EXERCISE PROMPT:
Return the listing below word for word.
begin
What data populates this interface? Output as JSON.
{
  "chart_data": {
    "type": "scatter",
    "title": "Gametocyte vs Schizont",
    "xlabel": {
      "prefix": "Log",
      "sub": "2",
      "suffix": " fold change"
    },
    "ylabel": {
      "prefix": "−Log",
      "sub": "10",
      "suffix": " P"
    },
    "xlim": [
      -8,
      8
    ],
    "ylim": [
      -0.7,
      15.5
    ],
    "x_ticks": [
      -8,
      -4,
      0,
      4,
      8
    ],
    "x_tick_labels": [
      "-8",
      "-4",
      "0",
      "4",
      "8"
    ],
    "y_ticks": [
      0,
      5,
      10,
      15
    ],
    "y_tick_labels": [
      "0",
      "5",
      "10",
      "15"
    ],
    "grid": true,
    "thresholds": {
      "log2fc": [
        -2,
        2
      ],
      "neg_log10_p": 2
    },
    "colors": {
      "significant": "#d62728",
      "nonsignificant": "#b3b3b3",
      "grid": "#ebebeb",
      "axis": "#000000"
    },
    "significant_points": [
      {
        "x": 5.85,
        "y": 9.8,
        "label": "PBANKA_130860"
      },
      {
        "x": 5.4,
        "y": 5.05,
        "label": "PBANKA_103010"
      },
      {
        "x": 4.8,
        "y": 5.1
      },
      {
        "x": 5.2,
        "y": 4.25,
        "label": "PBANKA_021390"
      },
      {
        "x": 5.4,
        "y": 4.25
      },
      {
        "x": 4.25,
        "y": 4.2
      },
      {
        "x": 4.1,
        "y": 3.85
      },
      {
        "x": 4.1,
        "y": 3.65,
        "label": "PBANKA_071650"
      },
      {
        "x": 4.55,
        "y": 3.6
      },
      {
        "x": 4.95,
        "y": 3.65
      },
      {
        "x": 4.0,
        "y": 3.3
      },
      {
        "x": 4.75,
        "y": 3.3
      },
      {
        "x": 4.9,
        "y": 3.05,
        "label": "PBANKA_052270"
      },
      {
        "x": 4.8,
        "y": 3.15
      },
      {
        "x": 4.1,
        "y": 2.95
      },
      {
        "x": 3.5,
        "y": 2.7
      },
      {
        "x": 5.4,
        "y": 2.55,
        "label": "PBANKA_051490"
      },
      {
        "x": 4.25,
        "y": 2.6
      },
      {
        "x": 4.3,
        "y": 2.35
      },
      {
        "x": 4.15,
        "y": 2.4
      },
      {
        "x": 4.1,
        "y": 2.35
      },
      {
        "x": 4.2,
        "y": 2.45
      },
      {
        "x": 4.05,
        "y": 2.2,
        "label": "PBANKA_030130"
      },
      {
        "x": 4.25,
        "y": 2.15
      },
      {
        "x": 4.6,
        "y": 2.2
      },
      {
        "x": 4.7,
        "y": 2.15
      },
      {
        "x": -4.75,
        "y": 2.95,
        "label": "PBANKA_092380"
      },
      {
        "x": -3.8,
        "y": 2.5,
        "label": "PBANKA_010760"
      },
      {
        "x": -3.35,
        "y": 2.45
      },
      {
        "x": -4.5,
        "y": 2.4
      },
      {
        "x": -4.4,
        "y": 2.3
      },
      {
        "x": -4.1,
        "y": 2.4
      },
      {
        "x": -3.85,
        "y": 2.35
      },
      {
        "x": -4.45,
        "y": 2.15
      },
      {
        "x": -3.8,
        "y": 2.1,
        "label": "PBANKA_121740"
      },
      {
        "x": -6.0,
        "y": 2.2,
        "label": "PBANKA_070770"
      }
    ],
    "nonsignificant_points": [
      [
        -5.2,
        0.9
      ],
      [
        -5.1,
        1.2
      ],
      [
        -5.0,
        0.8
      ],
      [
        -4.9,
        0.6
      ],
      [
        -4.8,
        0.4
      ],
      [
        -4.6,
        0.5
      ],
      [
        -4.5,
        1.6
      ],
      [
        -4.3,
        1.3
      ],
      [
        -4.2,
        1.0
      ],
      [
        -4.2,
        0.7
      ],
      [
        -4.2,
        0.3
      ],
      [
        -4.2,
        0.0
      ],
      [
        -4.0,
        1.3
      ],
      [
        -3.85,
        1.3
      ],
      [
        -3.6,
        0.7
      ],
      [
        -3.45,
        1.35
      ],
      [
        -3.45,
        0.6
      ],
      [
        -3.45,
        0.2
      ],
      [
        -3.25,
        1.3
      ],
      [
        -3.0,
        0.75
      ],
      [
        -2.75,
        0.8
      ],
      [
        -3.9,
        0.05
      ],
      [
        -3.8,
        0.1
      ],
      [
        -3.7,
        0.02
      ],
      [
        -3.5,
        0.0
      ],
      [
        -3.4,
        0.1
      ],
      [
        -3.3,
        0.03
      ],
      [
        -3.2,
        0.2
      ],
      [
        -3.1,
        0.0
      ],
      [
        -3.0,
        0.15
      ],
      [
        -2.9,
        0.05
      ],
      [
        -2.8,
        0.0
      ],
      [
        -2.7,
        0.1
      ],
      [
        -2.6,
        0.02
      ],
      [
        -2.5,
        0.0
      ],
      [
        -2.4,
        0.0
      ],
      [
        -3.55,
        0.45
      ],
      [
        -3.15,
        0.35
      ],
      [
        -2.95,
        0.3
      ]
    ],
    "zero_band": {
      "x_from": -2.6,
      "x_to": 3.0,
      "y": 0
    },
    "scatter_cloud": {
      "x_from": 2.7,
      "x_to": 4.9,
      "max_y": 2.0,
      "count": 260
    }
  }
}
end
SOLUTION:
What data populates this interface? Output as JSON.
{
  "chart_data": {
    "type": "scatter",
    "title": "Gametocyte vs Schizont",
    "xlabel": {
      "prefix": "Log",
      "sub": "2",
      "suffix": " fold change"
    },
    "ylabel": {
      "prefix": "−Log",
      "sub": "10",
      "suffix": " P"
    },
    "xlim": [
      -8,
      8
    ],
    "ylim": [
      -0.7,
      15.5
    ],
    "x_ticks": [
      -8,
      -4,
      0,
      4,
      8
    ],
    "x_tick_labels": [
      "-8",
      "-4",
      "0",
      "4",
      "8"
    ],
    "y_ticks": [
      0,
      5,
      10,
      15
    ],
    "y_tick_labels": [
      "0",
      "5",
      "10",
      "15"
    ],
    "grid": true,
    "thresholds": {
      "log2fc": [
        -2,
        2
      ],
      "neg_log10_p": 2
    },
    "colors": {
      "significant": "#d62728",
      "nonsignificant": "#b3b3b3",
      "grid": "#ebebeb",
      "axis": "#000000"
    },
    "significant_points": [
      {
        "x": 5.85,
        "y": 9.8,
        "label": "PBANKA_130860"
      },
      {
        "x": 5.4,
        "y": 5.05,
        "label": "PBANKA_103010"
      },
      {
        "x": 4.8,
        "y": 5.1
      },
      {
        "x": 5.2,
        "y": 4.25,
        "label": "PBANKA_021390"
      },
      {
        "x": 5.4,
        "y": 4.25
      },
      {
        "x": 4.25,
        "y": 4.2
      },
      {
        "x": 4.1,
        "y": 3.85
      },
      {
        "x": 4.1,
        "y": 3.65,
        "label": "PBANKA_071650"
      },
      {
        "x": 4.55,
        "y": 3.6
      },
      {
        "x": 4.95,
        "y": 3.65
      },
      {
        "x": 4.0,
        "y": 3.3
      },
      {
        "x": 4.75,
        "y": 3.3
      },
      {
        "x": 4.9,
        "y": 3.05,
        "label": "PBANKA_052270"
      },
      {
        "x": 4.8,
        "y": 3.15
      },
      {
        "x": 4.1,
        "y": 2.95
      },
      {
        "x": 3.5,
        "y": 2.7
      },
      {
        "x": 5.4,
        "y": 2.55,
        "label": "PBANKA_051490"
      },
      {
        "x": 4.25,
        "y": 2.6
      },
      {
        "x": 4.3,
        "y": 2.35
      },
      {
        "x": 4.15,
        "y": 2.4
      },
      {
        "x": 4.1,
        "y": 2.35
      },
      {
        "x": 4.2,
        "y": 2.45
      },
      {
        "x": 4.05,
        "y": 2.2,
        "label": "PBANKA_030130"
      },
      {
        "x": 4.25,
        "y": 2.15
      },
      {
        "x": 4.6,
        "y": 2.2
      },
      {
        "x": 4.7,
        "y": 2.15
      },
      {
        "x": -4.75,
        "y": 2.95,
        "label": "PBANKA_092380"
      },
      {
        "x": -3.8,
        "y": 2.5,
        "label": "PBANKA_010760"
      },
      {
        "x": -3.35,
        "y": 2.45
      },
      {
        "x": -4.5,
        "y": 2.4
      },
      {
        "x": -4.4,
        "y": 2.3
      },
      {
        "x": -4.1,
        "y": 2.4
      },
      {
        "x": -3.85,
        "y": 2.35
      },
      {
        "x": -4.45,
        "y": 2.15
      },
      {
        "x": -3.8,
        "y": 2.1,
        "label": "PBANKA_121740"
      },
      {
        "x": -6.0,
        "y": 2.2,
        "label": "PBANKA_070770"
      }
    ],
    "nonsignificant_points": [
      [
        -5.2,
        0.9
      ],
      [
        -5.1,
        1.2
      ],
      [
        -5.0,
        0.8
      ],
      [
        -4.9,
        0.6
      ],
      [
        -4.8,
        0.4
      ],
      [
        -4.6,
        0.5
      ],
      [
        -4.5,
        1.6
      ],
      [
        -4.3,
        1.3
      ],
      [
        -4.2,
        1.0
      ],
      [
        -4.2,
        0.7
      ],
      [
        -4.2,
        0.3
      ],
      [
        -4.2,
        0.0
      ],
      [
        -4.0,
        1.3
      ],
      [
        -3.85,
        1.3
      ],
      [
        -3.6,
        0.7
      ],
      [
        -3.45,
        1.35
      ],
      [
        -3.45,
        0.6
      ],
      [
        -3.45,
        0.2
      ],
      [
        -3.25,
        1.3
      ],
      [
        -3.0,
        0.75
      ],
      [
        -2.75,
        0.8
      ],
      [
        -3.9,
        0.05
      ],
      [
        -3.8,
        0.1
      ],
      [
        -3.7,
        0.02
      ],
      [
        -3.5,
        0.0
      ],
      [
        -3.4,
        0.1
      ],
      [
        -3.3,
        0.03
      ],
      [
        -3.2,
        0.2
      ],
      [
        -3.1,
        0.0
      ],
      [
        -3.0,
        0.15
      ],
      [
        -2.9,
        0.05
      ],
      [
        -2.8,
        0.0
      ],
      [
        -2.7,
        0.1
      ],
      [
        -2.6,
        0.02
      ],
      [
        -2.5,
        0.0
      ],
      [
        -2.4,
        0.0
      ],
      [
        -3.55,
        0.45
      ],
      [
        -3.15,
        0.35
      ],
      [
        -2.95,
        0.3
      ]
    ],
    "zero_band": {
      "x_from": -2.6,
      "x_to": 3.0,
      "y": 0
    },
    "scatter_cloud": {
      "x_from": 2.7,
      "x_to": 4.9,
      "max_y": 2.0,
      "count": 260
    }
  }
}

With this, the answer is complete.